WHAT YOU WILL DO: Exclude the pictures; give every entry again exactly as written.
_ _ _ _
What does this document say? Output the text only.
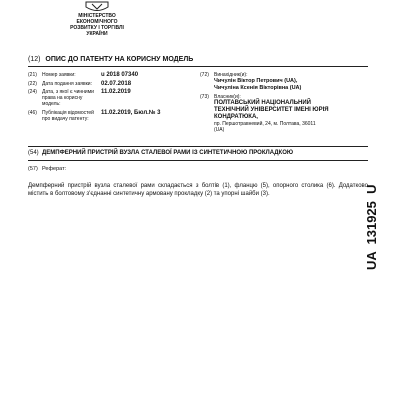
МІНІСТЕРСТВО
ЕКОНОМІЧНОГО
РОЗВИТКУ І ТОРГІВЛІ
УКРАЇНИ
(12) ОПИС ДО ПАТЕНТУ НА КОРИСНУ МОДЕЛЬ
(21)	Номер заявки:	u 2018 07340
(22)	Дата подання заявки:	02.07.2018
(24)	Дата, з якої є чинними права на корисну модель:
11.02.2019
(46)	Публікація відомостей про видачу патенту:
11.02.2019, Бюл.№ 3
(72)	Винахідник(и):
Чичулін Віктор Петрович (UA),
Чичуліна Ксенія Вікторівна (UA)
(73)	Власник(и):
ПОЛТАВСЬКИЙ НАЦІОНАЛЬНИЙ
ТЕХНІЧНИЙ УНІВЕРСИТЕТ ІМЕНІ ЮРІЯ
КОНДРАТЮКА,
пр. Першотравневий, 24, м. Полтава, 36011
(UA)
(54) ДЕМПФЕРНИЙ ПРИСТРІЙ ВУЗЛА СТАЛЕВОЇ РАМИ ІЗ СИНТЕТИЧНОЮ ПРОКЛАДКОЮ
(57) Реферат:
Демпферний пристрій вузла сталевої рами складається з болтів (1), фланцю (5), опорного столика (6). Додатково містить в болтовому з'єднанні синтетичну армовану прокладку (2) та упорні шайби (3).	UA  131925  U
_ _ _ _
EXERCISE SOLUTION:
What does this document say? Output the text only.
МІНІСТЕРСТВО
ЕКОНОМІЧНОГО
РОЗВИТКУ І ТОРГІВЛІ
УКРАЇНИ
(12) ОПИС ДО ПАТЕНТУ НА КОРИСНУ МОДЕЛЬ
(21)	Номер заявки:	u 2018 07340
(22)	Дата подання заявки:	02.07.2018
(24)	Дата, з якої є чинними права на корисну модель:
11.02.2019
(46)	Публікація відомостей про видачу патенту:
11.02.2019, Бюл.№ 3
(72)	Винахідник(и):
Чичулін Віктор Петрович (UA),
Чичуліна Ксенія Вікторівна (UA)
(73)	Власник(и):
ПОЛТАВСЬКИЙ НАЦІОНАЛЬНИЙ
ТЕХНІЧНИЙ УНІВЕРСИТЕТ ІМЕНІ ЮРІЯ
КОНДРАТЮКА,
пр. Першотравневий, 24, м. Полтава, 36011
(UA)
(54) ДЕМПФЕРНИЙ ПРИСТРІЙ ВУЗЛА СТАЛЕВОЇ РАМИ ІЗ СИНТЕТИЧНОЮ ПРОКЛАДКОЮ
(57) Реферат:
Демпферний пристрій вузла сталевої рами складається з болтів (1), фланцю (5), опорного столика (6). Додатково містить в болтовому з'єднанні синтетичну армовану прокладку (2) та упорні шайби (3).	UA  131925  U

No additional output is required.